■ EXTRAIT À LIRE
CT : Quel bilan tires-tu de cette première saison ?

YS : Un bilan très positif ! Sur tous les plans. D’abord, je crois sincèrement qu’il y a peu d’émissions en France qui peuvent s’enorgueillir d’une telle qualité en termes de contenu politique et de réflexion de fond. Les invités qui ont accepté de venir sur le plateau de Paroles d’honneur ont toutes et tous apporté un point de vue original, audacieux et renseigné. Parmi eux, on trouve pêle-mêle des intellectuels, des militants ou des artistes : Françoise Vergès, Farida Alamazani, Olivier Le Cour Grandmaison, Norman Ajari, Nacira Guénif, Na Boakye, Marwan Muhammad, Amal Bentounsi, Danièle Obono, Ulysse Rabaté, Omar Slaouti, Étienne Balibar, Tristan Garcia, Laurent Lévy, Maboula Soumahoro, Michèle Sibony, Michelle Guerci, Stella Magliani-Belkacem, Patrick Simon, etc.

■ ITEMS EXTRAITS

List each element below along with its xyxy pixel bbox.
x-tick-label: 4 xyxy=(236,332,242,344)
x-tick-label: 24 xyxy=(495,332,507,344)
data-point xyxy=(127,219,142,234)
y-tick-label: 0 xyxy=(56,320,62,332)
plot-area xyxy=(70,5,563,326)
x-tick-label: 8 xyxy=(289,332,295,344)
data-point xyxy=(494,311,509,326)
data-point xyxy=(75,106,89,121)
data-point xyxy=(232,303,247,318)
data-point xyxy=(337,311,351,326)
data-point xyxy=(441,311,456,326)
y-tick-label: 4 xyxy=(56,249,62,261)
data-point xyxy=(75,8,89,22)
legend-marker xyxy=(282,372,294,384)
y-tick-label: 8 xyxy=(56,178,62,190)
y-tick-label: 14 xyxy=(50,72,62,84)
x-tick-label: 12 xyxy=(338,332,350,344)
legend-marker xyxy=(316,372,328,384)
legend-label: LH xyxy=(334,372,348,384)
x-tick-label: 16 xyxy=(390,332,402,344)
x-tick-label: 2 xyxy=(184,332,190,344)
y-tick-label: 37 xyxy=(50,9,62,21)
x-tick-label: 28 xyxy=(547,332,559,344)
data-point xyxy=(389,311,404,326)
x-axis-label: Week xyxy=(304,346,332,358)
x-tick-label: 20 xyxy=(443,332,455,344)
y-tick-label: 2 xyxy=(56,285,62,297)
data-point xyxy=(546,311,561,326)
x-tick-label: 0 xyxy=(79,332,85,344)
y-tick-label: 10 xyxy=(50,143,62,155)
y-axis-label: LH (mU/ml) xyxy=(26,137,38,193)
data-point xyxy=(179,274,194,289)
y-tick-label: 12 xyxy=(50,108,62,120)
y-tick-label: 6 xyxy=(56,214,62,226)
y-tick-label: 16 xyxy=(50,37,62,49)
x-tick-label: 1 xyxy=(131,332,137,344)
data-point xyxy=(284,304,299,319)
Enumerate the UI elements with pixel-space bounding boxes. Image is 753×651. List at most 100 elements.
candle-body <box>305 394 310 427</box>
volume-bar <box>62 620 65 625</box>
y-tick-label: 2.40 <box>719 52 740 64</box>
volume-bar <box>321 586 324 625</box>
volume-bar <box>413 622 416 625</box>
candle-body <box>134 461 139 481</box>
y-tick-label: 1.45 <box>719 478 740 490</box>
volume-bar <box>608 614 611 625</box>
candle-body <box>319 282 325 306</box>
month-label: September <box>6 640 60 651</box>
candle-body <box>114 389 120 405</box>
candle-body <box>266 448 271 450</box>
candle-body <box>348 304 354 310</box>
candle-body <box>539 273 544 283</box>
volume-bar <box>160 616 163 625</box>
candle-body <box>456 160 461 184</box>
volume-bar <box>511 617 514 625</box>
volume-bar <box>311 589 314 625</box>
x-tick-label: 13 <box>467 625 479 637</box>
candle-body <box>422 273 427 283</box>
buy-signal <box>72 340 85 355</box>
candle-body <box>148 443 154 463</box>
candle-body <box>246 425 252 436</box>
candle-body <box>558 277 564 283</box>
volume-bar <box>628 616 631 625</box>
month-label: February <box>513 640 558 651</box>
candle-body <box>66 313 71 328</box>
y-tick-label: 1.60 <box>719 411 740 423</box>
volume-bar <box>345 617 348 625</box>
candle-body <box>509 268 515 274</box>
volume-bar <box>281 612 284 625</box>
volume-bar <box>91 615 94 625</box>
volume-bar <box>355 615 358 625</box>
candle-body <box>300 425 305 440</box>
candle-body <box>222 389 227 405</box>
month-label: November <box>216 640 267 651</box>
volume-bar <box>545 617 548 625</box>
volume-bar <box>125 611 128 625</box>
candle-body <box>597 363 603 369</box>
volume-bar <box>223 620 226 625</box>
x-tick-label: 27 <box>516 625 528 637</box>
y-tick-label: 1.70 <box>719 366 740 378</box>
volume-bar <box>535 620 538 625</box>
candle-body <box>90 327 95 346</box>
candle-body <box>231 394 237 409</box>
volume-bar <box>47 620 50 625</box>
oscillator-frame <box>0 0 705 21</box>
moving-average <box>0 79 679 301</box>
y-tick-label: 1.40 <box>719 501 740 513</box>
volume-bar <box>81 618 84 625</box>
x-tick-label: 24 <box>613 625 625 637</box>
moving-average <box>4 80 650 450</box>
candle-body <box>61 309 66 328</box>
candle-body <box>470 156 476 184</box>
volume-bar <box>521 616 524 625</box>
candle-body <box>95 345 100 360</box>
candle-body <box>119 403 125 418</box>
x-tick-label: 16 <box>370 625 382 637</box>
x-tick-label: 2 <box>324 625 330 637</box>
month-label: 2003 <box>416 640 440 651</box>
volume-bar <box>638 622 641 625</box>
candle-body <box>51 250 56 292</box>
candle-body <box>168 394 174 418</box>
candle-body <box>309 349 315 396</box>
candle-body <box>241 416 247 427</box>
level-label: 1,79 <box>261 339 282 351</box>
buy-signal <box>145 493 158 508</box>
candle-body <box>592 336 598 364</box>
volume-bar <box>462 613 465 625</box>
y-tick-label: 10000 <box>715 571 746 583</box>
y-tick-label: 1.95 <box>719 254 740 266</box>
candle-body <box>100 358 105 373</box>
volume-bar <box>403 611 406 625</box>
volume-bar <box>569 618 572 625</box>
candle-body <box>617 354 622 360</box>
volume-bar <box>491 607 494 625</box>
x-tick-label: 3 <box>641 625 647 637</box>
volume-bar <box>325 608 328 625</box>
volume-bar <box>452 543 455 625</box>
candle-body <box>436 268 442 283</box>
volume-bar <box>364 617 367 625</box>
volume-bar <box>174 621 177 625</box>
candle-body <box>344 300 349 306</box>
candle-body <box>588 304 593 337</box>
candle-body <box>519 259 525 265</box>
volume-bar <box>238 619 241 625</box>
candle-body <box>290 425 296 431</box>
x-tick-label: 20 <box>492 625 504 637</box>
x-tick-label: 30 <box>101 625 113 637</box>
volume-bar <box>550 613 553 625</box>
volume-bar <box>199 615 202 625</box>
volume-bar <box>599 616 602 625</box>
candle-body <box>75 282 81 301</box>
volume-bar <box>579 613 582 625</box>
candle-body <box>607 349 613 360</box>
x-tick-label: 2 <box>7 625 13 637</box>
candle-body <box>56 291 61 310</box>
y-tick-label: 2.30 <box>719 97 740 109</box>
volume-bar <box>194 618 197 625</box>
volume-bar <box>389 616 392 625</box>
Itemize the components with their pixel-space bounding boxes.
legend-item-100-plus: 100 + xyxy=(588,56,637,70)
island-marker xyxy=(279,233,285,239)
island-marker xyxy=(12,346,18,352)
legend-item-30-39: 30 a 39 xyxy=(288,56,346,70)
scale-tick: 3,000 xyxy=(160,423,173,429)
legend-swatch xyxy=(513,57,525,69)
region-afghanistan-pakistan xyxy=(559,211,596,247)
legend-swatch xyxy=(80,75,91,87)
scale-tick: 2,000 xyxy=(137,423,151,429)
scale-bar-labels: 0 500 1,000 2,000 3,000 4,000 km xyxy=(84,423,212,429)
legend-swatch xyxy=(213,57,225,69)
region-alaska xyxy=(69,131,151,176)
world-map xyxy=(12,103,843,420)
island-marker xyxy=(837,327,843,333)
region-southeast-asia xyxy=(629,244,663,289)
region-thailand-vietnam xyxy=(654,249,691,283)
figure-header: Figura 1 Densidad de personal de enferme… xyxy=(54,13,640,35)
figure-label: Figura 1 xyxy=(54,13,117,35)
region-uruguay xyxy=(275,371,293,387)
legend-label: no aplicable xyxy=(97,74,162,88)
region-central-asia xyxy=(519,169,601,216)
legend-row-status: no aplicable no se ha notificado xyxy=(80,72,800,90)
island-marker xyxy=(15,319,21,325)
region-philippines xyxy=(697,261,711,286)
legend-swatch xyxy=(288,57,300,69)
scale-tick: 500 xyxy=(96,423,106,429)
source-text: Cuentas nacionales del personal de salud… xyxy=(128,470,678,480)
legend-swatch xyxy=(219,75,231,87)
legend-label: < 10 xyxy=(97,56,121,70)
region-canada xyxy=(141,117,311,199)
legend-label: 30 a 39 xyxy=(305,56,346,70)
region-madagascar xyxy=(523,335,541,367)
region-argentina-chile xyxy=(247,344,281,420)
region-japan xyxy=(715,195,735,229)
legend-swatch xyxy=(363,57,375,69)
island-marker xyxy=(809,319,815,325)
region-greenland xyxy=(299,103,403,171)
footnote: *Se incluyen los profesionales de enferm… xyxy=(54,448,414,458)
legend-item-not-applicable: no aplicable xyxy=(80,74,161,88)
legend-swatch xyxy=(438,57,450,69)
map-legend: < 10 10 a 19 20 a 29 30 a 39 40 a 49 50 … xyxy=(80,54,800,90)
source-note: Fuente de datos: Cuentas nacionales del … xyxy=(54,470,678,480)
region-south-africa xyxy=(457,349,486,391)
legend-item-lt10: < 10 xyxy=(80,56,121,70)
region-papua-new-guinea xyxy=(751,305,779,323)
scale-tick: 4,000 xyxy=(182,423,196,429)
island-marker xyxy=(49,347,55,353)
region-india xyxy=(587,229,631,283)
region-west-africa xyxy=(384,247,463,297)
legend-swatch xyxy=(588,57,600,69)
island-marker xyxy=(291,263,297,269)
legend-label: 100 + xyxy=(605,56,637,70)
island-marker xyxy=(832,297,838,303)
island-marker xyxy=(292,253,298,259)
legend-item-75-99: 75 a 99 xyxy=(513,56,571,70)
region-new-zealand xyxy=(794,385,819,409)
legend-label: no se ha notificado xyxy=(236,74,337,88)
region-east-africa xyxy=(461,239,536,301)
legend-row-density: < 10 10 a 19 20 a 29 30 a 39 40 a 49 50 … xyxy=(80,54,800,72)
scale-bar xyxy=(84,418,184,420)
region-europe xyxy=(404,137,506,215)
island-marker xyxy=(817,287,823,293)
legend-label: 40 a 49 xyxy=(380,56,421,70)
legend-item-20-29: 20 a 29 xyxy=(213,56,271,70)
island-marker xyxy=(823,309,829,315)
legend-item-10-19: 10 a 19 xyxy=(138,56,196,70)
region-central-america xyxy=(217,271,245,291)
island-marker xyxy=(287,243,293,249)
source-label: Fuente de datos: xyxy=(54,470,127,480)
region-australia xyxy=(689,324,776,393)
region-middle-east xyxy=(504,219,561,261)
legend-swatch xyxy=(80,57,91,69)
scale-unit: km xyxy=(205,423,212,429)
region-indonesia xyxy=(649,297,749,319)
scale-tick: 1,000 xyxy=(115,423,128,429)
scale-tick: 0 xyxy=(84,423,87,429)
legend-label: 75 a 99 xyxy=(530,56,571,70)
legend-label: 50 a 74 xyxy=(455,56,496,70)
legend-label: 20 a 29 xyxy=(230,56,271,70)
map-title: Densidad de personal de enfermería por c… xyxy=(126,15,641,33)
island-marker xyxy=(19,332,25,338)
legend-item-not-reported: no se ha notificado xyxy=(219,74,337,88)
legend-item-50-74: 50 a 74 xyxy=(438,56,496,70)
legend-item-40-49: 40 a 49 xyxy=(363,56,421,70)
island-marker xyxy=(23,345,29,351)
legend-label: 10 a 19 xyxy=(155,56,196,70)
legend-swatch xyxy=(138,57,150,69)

■ OBJECTIF
Recopiez à l'identique le passage de l'entretien qui va de « YS : Un bilan » à « Patrick Simon, etc. », ces deux bornes comprises. Les items ne jouent aucun rôle ici.

■ RÉPONSE CI-DESSOUS
YS : Un bilan très positif ! Sur tous les plans. D’abord, je crois sincèrement qu’il y a peu d’émissions en France qui peuvent s’enorgueillir d’une telle qualité en termes de contenu politique et de réflexion de fond. Les invités qui ont accepté de venir sur le plateau de Paroles d’honneur ont toutes et tous apporté un point de vue original, audacieux et renseigné. Parmi eux, on trouve pêle-mêle des intellectuels, des militants ou des artistes : Françoise Vergès, Farida Alamazani, Olivier Le Cour Grandmaison, Norman Ajari, Nacira Guénif, Na Boakye, Marwan Muhammad, Amal Bentounsi, Danièle Obono, Ulysse Rabaté, Omar Slaouti, Étienne Balibar, Tristan Garcia, Laurent Lévy, Maboula Soumahoro, Michèle Sibony, Michelle Guerci, Stella Magliani-Belkacem, Patrick Simon, etc.